SOURCE EXTRACT:
Inspite of this overall effect of education on fertility, school enrolment for the women still favour the men compared to the women.  What are therefore the factors responsible for this problem? In circumstances where family roles differs and gender inequality visible, can female education automatically translate into lower fertility? Can educated women adopt family planning services for example without the consent of her husband? What is the role of the husband in reproductive decision making inspite of the educational attainment of the wife?  What are the roles of significant others such as the man’s parents, grand parents and the kinsmen in the maintenance of pronatalist culture? How far has the support of high fertility been shaken under the onslaught of modernization and forces of change among the Esan people of Edo State, Nigeria?
These questions translates into these hypotheses

  1. Women’s higher educational attainment inversely affect fertility rates.
  2. There is a relationship between decision making within the home and lower level of adoptions of family planning services by women.
  3. Female autonomy has a positive relationship with lower fertility rate.

DESCRIPTION OF THE TASK:
Answer these questions using the passage on education and fertility above.
1. Which people and which state and country does the passage name?
2. How does the first hypothesis say women's higher educational attainment affects fertility rates?
3. What kind of relationship does the third hypothesis give between female autonomy and a lower fertility rate?

DATASET RECORDS:
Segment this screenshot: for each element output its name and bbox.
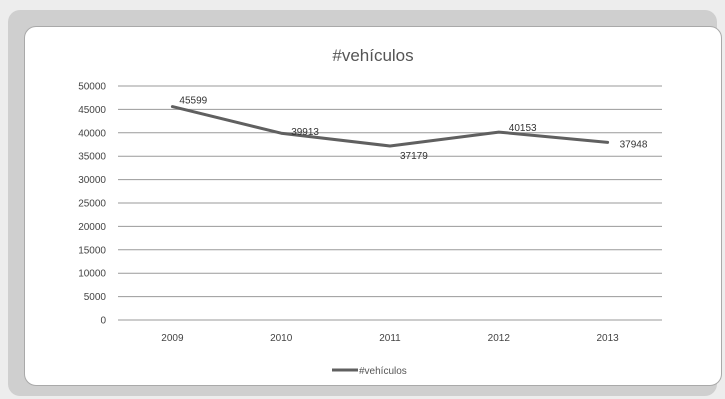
legend-label: #vehículos [359, 366, 407, 377]
series-layer [170, 105, 610, 148]
y-tick-label: 30000 [78, 175, 106, 186]
data-label: 37948 [620, 139, 648, 150]
data-label: 45599 [179, 96, 207, 107]
x-tick-label: 2011 [379, 333, 401, 344]
y-tick-label: 35000 [78, 152, 106, 163]
series-line [170, 105, 610, 148]
data-label: 39913 [291, 127, 319, 138]
x-tick-label: 2009 [161, 333, 184, 344]
chart-title: #vehículos [332, 46, 413, 65]
legend: #vehículos [332, 366, 407, 377]
x-tick-label: 2012 [488, 333, 511, 344]
gridlines [118, 85, 662, 321]
y-tick-label: 45000 [78, 105, 106, 116]
data-label: 37179 [400, 151, 428, 162]
y-tick-label: 20000 [78, 222, 106, 233]
y-tick-label: 50000 [78, 82, 106, 93]
data-labels: 45599 39913 37179 40153 37948 [179, 96, 647, 162]
x-tick-label: 2010 [270, 333, 293, 344]
y-tick-label: 15000 [78, 245, 106, 256]
y-tick-label: 40000 [78, 128, 106, 139]
data-label: 40153 [509, 123, 537, 134]
y-tick-label: 5000 [84, 292, 107, 303]
y-axis-ticks: 0 5000 10000 15000 20000 25000 30000 35000 40000… [78, 82, 106, 327]
y-tick-label: 0 [100, 316, 106, 327]
x-tick-label: 2013 [596, 333, 619, 344]
y-tick-label: 25000 [78, 199, 106, 210]
x-axis-ticks: 2009 2010 2011 2012 2013 [161, 333, 619, 344]
y-tick-label: 10000 [78, 269, 106, 280]
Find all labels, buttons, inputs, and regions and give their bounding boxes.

RESULT BELOW:
1. The Esan people of Edo State, Nigeria.
2. It affects them inversely.
3. A positive relationship.